What is being asked:
Every line of the data must be copied exactly.

++++ Records for this exercise ++++

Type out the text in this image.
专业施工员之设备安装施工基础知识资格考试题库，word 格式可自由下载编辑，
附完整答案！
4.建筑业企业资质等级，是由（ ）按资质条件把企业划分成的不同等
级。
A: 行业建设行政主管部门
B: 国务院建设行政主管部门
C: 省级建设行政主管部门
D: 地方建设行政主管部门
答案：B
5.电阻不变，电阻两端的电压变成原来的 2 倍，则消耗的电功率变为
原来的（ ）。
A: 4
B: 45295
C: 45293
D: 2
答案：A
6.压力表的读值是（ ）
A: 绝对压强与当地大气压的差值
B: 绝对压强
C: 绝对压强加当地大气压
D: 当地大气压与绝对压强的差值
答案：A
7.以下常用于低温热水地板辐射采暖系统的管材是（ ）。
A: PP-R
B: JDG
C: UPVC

++++

Solution:
Type out the text in this image.
专业施工员之设备安装施工基础知识资格考试题库，word 格式可自由下载编辑，
附完整答案！
4.建筑业企业资质等级，是由（ ）按资质条件把企业划分成的不同等
级。
A: 行业建设行政主管部门
B: 国务院建设行政主管部门
C: 省级建设行政主管部门
D: 地方建设行政主管部门
答案：B
5.电阻不变，电阻两端的电压变成原来的 2 倍，则消耗的电功率变为
原来的（ ）。
A: 4
B: 45295
C: 45293
D: 2
答案：A
6.压力表的读值是（ ）
A: 绝对压强与当地大气压的差值
B: 绝对压强
C: 绝对压强加当地大气压
D: 当地大气压与绝对压强的差值
答案：A
7.以下常用于低温热水地板辐射采暖系统的管材是（ ）。
A: PP-R
B: JDG
C: UPVC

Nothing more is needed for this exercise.